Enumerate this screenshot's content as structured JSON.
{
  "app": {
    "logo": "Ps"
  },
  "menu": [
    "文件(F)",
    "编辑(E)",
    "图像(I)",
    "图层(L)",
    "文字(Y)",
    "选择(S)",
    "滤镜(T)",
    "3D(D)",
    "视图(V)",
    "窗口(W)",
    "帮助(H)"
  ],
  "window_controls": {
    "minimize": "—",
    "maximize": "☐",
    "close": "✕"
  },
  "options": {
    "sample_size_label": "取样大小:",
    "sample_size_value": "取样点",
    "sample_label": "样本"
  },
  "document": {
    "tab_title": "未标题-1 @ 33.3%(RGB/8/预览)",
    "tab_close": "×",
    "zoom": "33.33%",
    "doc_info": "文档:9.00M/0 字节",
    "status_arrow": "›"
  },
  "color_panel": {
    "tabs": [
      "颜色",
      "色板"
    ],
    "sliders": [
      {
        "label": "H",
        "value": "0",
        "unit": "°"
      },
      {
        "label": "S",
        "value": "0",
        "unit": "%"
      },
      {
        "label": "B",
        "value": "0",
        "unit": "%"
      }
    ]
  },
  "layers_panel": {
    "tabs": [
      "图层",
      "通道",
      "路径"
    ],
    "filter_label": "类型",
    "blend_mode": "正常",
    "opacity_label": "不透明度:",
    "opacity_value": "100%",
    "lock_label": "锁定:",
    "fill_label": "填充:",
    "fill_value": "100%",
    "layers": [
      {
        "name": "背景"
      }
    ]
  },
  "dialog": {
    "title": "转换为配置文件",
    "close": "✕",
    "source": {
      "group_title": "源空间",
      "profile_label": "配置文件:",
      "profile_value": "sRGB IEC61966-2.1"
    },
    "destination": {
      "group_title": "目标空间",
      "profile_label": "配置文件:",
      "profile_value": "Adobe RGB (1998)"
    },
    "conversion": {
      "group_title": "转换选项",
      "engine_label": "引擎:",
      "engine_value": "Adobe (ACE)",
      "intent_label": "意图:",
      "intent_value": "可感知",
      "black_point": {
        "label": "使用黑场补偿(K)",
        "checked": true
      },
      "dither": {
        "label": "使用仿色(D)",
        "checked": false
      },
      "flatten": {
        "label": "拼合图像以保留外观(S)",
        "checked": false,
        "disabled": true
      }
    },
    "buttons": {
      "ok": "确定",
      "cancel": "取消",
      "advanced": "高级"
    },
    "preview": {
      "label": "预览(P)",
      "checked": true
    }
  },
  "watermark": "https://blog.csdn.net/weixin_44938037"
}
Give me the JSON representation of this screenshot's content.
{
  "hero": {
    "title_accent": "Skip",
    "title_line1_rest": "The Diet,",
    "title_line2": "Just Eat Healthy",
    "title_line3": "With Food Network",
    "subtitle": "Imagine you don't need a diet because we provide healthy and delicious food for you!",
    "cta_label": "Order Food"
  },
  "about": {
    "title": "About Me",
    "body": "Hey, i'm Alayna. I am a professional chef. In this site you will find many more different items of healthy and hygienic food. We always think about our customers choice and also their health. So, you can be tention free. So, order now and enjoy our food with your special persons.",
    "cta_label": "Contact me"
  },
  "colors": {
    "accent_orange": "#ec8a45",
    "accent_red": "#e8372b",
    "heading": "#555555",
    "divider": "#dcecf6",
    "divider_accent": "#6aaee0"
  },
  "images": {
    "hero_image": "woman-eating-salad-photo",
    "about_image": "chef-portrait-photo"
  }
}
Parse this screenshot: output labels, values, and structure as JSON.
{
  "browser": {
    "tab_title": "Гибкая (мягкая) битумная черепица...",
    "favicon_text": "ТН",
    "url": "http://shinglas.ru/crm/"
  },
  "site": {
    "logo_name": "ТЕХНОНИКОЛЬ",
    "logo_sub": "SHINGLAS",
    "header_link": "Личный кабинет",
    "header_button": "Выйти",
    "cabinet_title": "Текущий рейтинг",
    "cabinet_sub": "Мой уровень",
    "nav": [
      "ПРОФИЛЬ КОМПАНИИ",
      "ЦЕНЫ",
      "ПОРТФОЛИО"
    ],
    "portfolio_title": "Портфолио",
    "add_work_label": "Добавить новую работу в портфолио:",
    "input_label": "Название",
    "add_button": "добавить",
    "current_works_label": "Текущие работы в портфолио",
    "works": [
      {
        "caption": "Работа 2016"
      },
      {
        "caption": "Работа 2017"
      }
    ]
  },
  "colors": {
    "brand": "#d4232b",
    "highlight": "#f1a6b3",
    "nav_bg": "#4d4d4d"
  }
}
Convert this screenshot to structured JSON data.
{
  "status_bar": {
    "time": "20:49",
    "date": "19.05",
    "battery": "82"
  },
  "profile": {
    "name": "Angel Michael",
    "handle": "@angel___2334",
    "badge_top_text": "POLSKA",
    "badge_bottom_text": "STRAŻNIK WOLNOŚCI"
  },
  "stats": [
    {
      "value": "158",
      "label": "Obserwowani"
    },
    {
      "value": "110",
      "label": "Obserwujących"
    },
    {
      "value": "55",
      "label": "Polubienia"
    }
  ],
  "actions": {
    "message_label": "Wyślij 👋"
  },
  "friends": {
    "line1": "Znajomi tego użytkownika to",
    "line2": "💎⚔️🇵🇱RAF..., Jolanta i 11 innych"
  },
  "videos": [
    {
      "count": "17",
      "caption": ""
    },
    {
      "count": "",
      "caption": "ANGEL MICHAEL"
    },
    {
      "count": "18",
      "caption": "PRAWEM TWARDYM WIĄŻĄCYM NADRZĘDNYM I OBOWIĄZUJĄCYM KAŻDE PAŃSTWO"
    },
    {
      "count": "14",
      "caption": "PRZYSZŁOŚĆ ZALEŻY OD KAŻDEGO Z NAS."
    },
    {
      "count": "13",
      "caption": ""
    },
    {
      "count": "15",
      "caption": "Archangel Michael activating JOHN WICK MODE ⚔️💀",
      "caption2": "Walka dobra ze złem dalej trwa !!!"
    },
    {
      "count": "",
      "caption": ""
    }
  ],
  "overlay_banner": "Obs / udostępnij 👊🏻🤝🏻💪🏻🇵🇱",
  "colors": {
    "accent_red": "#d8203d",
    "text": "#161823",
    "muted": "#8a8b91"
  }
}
-*-
- **What this task involves**
Retype the material in full. Each word must match.

- **Written answer**
Enumerate this screenshot's content as structured JSON.
{
  "app": {
    "logo": "Ps"
  },
  "menu": [
    "文件(F)",
    "编辑(E)",
    "图像(I)",
    "图层(L)",
    "文字(Y)",
    "选择(S)",
    "滤镜(T)",
    "3D(D)",
    "视图(V)",
    "窗口(W)",
    "帮助(H)"
  ],
  "window_controls": {
    "minimize": "—",
    "maximize": "☐",
    "close": "✕"
  },
  "options": {
    "sample_size_label": "取样大小:",
    "sample_size_value": "取样点",
    "sample_label": "样本"
  },
  "document": {
    "tab_title": "未标题-1 @ 33.3%(RGB/8/预览)",
    "tab_close": "×",
    "zoom": "33.33%",
    "doc_info": "文档:9.00M/0 字节",
    "status_arrow": "›"
  },
  "color_panel": {
    "tabs": [
      "颜色",
      "色板"
    ],
    "sliders": [
      {
        "label": "H",
        "value": "0",
        "unit": "°"
      },
      {
        "label": "S",
        "value": "0",
        "unit": "%"
      },
      {
        "label": "B",
        "value": "0",
        "unit": "%"
      }
    ]
  },
  "layers_panel": {
    "tabs": [
      "图层",
      "通道",
      "路径"
    ],
    "filter_label": "类型",
    "blend_mode": "正常",
    "opacity_label": "不透明度:",
    "opacity_value": "100%",
    "lock_label": "锁定:",
    "fill_label": "填充:",
    "fill_value": "100%",
    "layers": [
      {
        "name": "背景"
      }
    ]
  },
  "dialog": {
    "title": "转换为配置文件",
    "close": "✕",
    "source": {
      "group_title": "源空间",
      "profile_label": "配置文件:",
      "profile_value": "sRGB IEC61966-2.1"
    },
    "destination": {
      "group_title": "目标空间",
      "profile_label": "配置文件:",
      "profile_value": "Adobe RGB (1998)"
    },
    "conversion": {
      "group_title": "转换选项",
      "engine_label": "引擎:",
      "engine_value": "Adobe (ACE)",
      "intent_label": "意图:",
      "intent_value": "可感知",
      "black_point": {
        "label": "使用黑场补偿(K)",
        "checked": true
      },
      "dither": {
        "label": "使用仿色(D)",
        "checked": false
      },
      "flatten": {
        "label": "拼合图像以保留外观(S)",
        "checked": false,
        "disabled": true
      }
    },
    "buttons": {
      "ok": "确定",
      "cancel": "取消",
      "advanced": "高级"
    },
    "preview": {
      "label": "预览(P)",
      "checked": true
    }
  },
  "watermark": "https://blog.csdn.net/weixin_44938037"
}
Give me the JSON representation of this screenshot's content.
{
  "hero": {
    "title_accent": "Skip",
    "title_line1_rest": "The Diet,",
    "title_line2": "Just Eat Healthy",
    "title_line3": "With Food Network",
    "subtitle": "Imagine you don't need a diet because we provide healthy and delicious food for you!",
    "cta_label": "Order Food"
  },
  "about": {
    "title": "About Me",
    "body": "Hey, i'm Alayna. I am a professional chef. In this site you will find many more different items of healthy and hygienic food. We always think about our customers choice and also their health. So, you can be tention free. So, order now and enjoy our food with your special persons.",
    "cta_label": "Contact me"
  },
  "colors": {
    "accent_orange": "#ec8a45",
    "accent_red": "#e8372b",
    "heading": "#555555",
    "divider": "#dcecf6",
    "divider_accent": "#6aaee0"
  },
  "images": {
    "hero_image": "woman-eating-salad-photo",
    "about_image": "chef-portrait-photo"
  }
}
Parse this screenshot: output labels, values, and structure as JSON.
{
  "browser": {
    "tab_title": "Гибкая (мягкая) битумная черепица...",
    "favicon_text": "ТН",
    "url": "http://shinglas.ru/crm/"
  },
  "site": {
    "logo_name": "ТЕХНОНИКОЛЬ",
    "logo_sub": "SHINGLAS",
    "header_link": "Личный кабинет",
    "header_button": "Выйти",
    "cabinet_title": "Текущий рейтинг",
    "cabinet_sub": "Мой уровень",
    "nav": [
      "ПРОФИЛЬ КОМПАНИИ",
      "ЦЕНЫ",
      "ПОРТФОЛИО"
    ],
    "portfolio_title": "Портфолио",
    "add_work_label": "Добавить новую работу в портфолио:",
    "input_label": "Название",
    "add_button": "добавить",
    "current_works_label": "Текущие работы в портфолио",
    "works": [
      {
        "caption": "Работа 2016"
      },
      {
        "caption": "Работа 2017"
      }
    ]
  },
  "colors": {
    "brand": "#d4232b",
    "highlight": "#f1a6b3",
    "nav_bg": "#4d4d4d"
  }
}
Convert this screenshot to structured JSON data.
{
  "status_bar": {
    "time": "20:49",
    "date": "19.05",
    "battery": "82"
  },
  "profile": {
    "name": "Angel Michael",
    "handle": "@angel___2334",
    "badge_top_text": "POLSKA",
    "badge_bottom_text": "STRAŻNIK WOLNOŚCI"
  },
  "stats": [
    {
      "value": "158",
      "label": "Obserwowani"
    },
    {
      "value": "110",
      "label": "Obserwujących"
    },
    {
      "value": "55",
      "label": "Polubienia"
    }
  ],
  "actions": {
    "message_label": "Wyślij 👋"
  },
  "friends": {
    "line1": "Znajomi tego użytkownika to",
    "line2": "💎⚔️🇵🇱RAF..., Jolanta i 11 innych"
  },
  "videos": [
    {
      "count": "17",
      "caption": ""
    },
    {
      "count": "",
      "caption": "ANGEL MICHAEL"
    },
    {
      "count": "18",
      "caption": "PRAWEM TWARDYM WIĄŻĄCYM NADRZĘDNYM I OBOWIĄZUJĄCYM KAŻDE PAŃSTWO"
    },
    {
      "count": "14",
      "caption": "PRZYSZŁOŚĆ ZALEŻY OD KAŻDEGO Z NAS."
    },
    {
      "count": "13",
      "caption": ""
    },
    {
      "count": "15",
      "caption": "Archangel Michael activating JOHN WICK MODE ⚔️💀",
      "caption2": "Walka dobra ze złem dalej trwa !!!"
    },
    {
      "count": "",
      "caption": ""
    }
  ],
  "overlay_banner": "Obs / udostępnij 👊🏻🤝🏻💪🏻🇵🇱",
  "colors": {
    "accent_red": "#d8203d",
    "text": "#161823",
    "muted": "#8a8b91"
  }
}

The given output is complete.